__Records__.
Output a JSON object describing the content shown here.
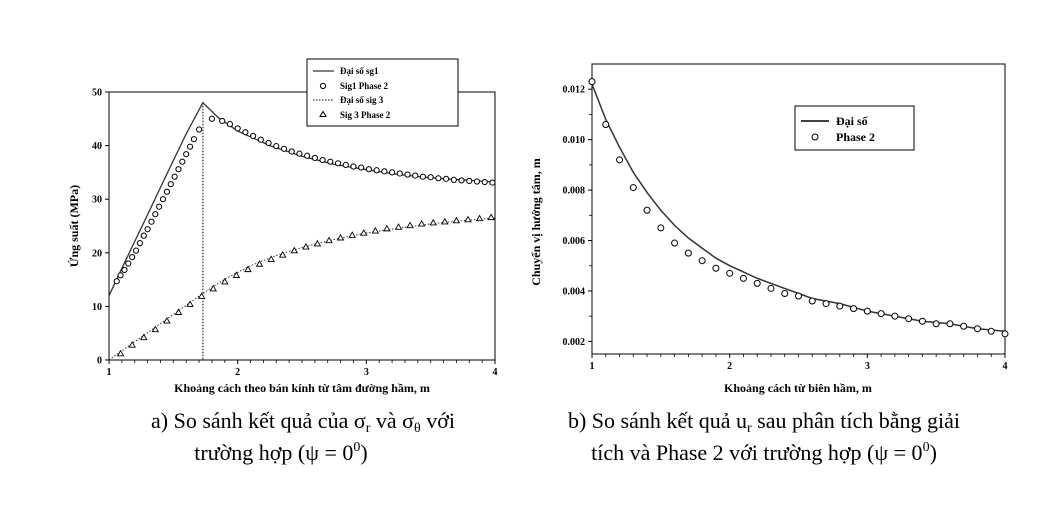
{
  "chart_data": [
    {
      "type": "line",
      "x_ticks": [
        "1",
        "2",
        "3",
        "4"
      ],
      "y_ticks": [
        "0",
        "10",
        "20",
        "30",
        "40",
        "50"
      ],
      "xlim": [
        1,
        4
      ],
      "ylim": [
        0,
        50
      ],
      "xlabel": "Khoảng cách theo bán kính từ tâm đường hầm, m",
      "ylabel": "Ứng suất (MPa)",
      "legend": [
        "Đại số sg1",
        "Sig1 Phase 2",
        "Đại số sig 3",
        "Sig 3 Phase 2"
      ],
      "vline_x": 1.73,
      "series": [
        {
          "name": "Đại số sg1",
          "style": "solid",
          "x": [
            1.0,
            1.1,
            1.2,
            1.3,
            1.4,
            1.5,
            1.6,
            1.73,
            1.85,
            2.0,
            2.25,
            2.5,
            2.75,
            3.0,
            3.25,
            3.5,
            3.75,
            4.0
          ],
          "y": [
            12.0,
            17.1,
            22.1,
            27.1,
            32.2,
            37.2,
            42.2,
            48.0,
            45.2,
            42.7,
            40.0,
            38.0,
            36.5,
            35.5,
            34.6,
            34.0,
            33.6,
            33.2
          ]
        },
        {
          "name": "Sig1 Phase 2",
          "style": "circle",
          "x": [
            1.06,
            1.09,
            1.12,
            1.15,
            1.18,
            1.21,
            1.24,
            1.27,
            1.3,
            1.33,
            1.36,
            1.39,
            1.42,
            1.45,
            1.48,
            1.51,
            1.54,
            1.57,
            1.6,
            1.63,
            1.66,
            1.7,
            1.8,
            1.88,
            1.94,
            2.0,
            2.06,
            2.12,
            2.18,
            2.24,
            2.3,
            2.36,
            2.42,
            2.48,
            2.54,
            2.6,
            2.66,
            2.72,
            2.78,
            2.84,
            2.9,
            2.96,
            3.02,
            3.08,
            3.14,
            3.2,
            3.26,
            3.32,
            3.38,
            3.44,
            3.5,
            3.56,
            3.62,
            3.68,
            3.74,
            3.8,
            3.86,
            3.92,
            3.98
          ],
          "y": [
            14.7,
            15.8,
            16.8,
            18.0,
            19.2,
            20.4,
            21.8,
            23.2,
            24.4,
            25.8,
            27.2,
            28.6,
            30.0,
            31.4,
            32.8,
            34.2,
            35.6,
            37.0,
            38.4,
            39.8,
            41.2,
            43.0,
            45.0,
            44.6,
            44.0,
            43.2,
            42.5,
            41.8,
            41.1,
            40.5,
            39.9,
            39.4,
            38.9,
            38.5,
            38.1,
            37.7,
            37.3,
            37.0,
            36.7,
            36.4,
            36.1,
            35.9,
            35.6,
            35.4,
            35.2,
            35.0,
            34.8,
            34.6,
            34.4,
            34.2,
            34.1,
            33.9,
            33.8,
            33.6,
            33.5,
            33.4,
            33.3,
            33.2,
            33.1
          ]
        },
        {
          "name": "Đại số sig 3",
          "style": "dotted",
          "x": [
            1.0,
            1.2,
            1.4,
            1.6,
            1.73,
            1.9,
            2.1,
            2.3,
            2.5,
            2.75,
            3.0,
            3.25,
            3.5,
            3.75,
            4.0
          ],
          "y": [
            0.0,
            3.4,
            6.8,
            10.2,
            12.4,
            15.1,
            17.6,
            19.5,
            21.0,
            22.5,
            23.7,
            24.6,
            25.4,
            26.0,
            26.5
          ]
        },
        {
          "name": "Sig 3 Phase 2",
          "style": "triangle",
          "x": [
            1.09,
            1.18,
            1.27,
            1.36,
            1.45,
            1.54,
            1.63,
            1.72,
            1.81,
            1.9,
            1.99,
            2.08,
            2.17,
            2.26,
            2.35,
            2.44,
            2.53,
            2.62,
            2.71,
            2.8,
            2.89,
            2.98,
            3.07,
            3.16,
            3.25,
            3.34,
            3.43,
            3.52,
            3.61,
            3.7,
            3.79,
            3.88,
            3.97
          ],
          "y": [
            1.2,
            2.8,
            4.2,
            5.7,
            7.3,
            8.9,
            10.4,
            11.9,
            13.3,
            14.6,
            15.8,
            16.9,
            17.9,
            18.8,
            19.6,
            20.4,
            21.1,
            21.7,
            22.3,
            22.8,
            23.3,
            23.7,
            24.1,
            24.5,
            24.8,
            25.1,
            25.4,
            25.6,
            25.8,
            26.0,
            26.2,
            26.4,
            26.6
          ]
        }
      ]
    },
    {
      "type": "line",
      "x_ticks": [
        "1",
        "2",
        "3",
        "4"
      ],
      "y_ticks": [
        "0.002",
        "0.004",
        "0.006",
        "0.008",
        "0.010",
        "0.012"
      ],
      "xlim": [
        1,
        4
      ],
      "ylim": [
        0.0015,
        0.013
      ],
      "xlabel": "Khoảng cách từ biên hầm, m",
      "ylabel": "Chuyển vị hướng tâm, m",
      "legend": [
        "Đại số",
        "Phase 2"
      ],
      "series": [
        {
          "name": "Đại số",
          "style": "solid",
          "x": [
            1.0,
            1.1,
            1.2,
            1.3,
            1.4,
            1.5,
            1.6,
            1.7,
            1.8,
            1.9,
            2.0,
            2.2,
            2.4,
            2.6,
            2.8,
            3.0,
            3.2,
            3.4,
            3.6,
            3.8,
            4.0
          ],
          "y": [
            0.0122,
            0.0108,
            0.0097,
            0.0087,
            0.0079,
            0.0072,
            0.0066,
            0.0061,
            0.0057,
            0.0053,
            0.005,
            0.0045,
            0.0041,
            0.0037,
            0.0035,
            0.0032,
            0.003,
            0.0028,
            0.0027,
            0.0025,
            0.0024
          ]
        },
        {
          "name": "Phase 2",
          "style": "circle",
          "x": [
            1.0,
            1.1,
            1.2,
            1.3,
            1.4,
            1.5,
            1.6,
            1.7,
            1.8,
            1.9,
            2.0,
            2.1,
            2.2,
            2.3,
            2.4,
            2.5,
            2.6,
            2.7,
            2.8,
            2.9,
            3.0,
            3.1,
            3.2,
            3.3,
            3.4,
            3.5,
            3.6,
            3.7,
            3.8,
            3.9,
            4.0
          ],
          "y": [
            0.0123,
            0.0106,
            0.0092,
            0.0081,
            0.0072,
            0.0065,
            0.0059,
            0.0055,
            0.0052,
            0.0049,
            0.0047,
            0.0045,
            0.0043,
            0.0041,
            0.0039,
            0.0038,
            0.0036,
            0.0035,
            0.0034,
            0.0033,
            0.0032,
            0.0031,
            0.003,
            0.0029,
            0.0028,
            0.0027,
            0.0027,
            0.0026,
            0.0025,
            0.0024,
            0.0023
          ]
        }
      ]
    }
  ],
  "captions": {
    "a_line1": "a) So sánh kết quả của σ",
    "a_sub1": "r",
    "a_mid": " và σ",
    "a_sub2": "θ",
    "a_end": " với",
    "a_line2": "trường hợp (ψ = 0",
    "a_sup": "0",
    "a_close": ")",
    "b_line1a": "b) So sánh kết quả u",
    "b_sub": "r",
    "b_line1b": " sau phân tích bằng giải",
    "b_line2": "tích và Phase 2 với trường hợp (ψ = 0",
    "b_sup": "0",
    "b_close": ")"
  }
}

__Problem__. Select and copy each line from the data that includes the word "ylabel".

__Task result__.
      "ylabel": "Ứng suất (MPa)",
      "ylabel": "Chuyển vị hướng tâm, m",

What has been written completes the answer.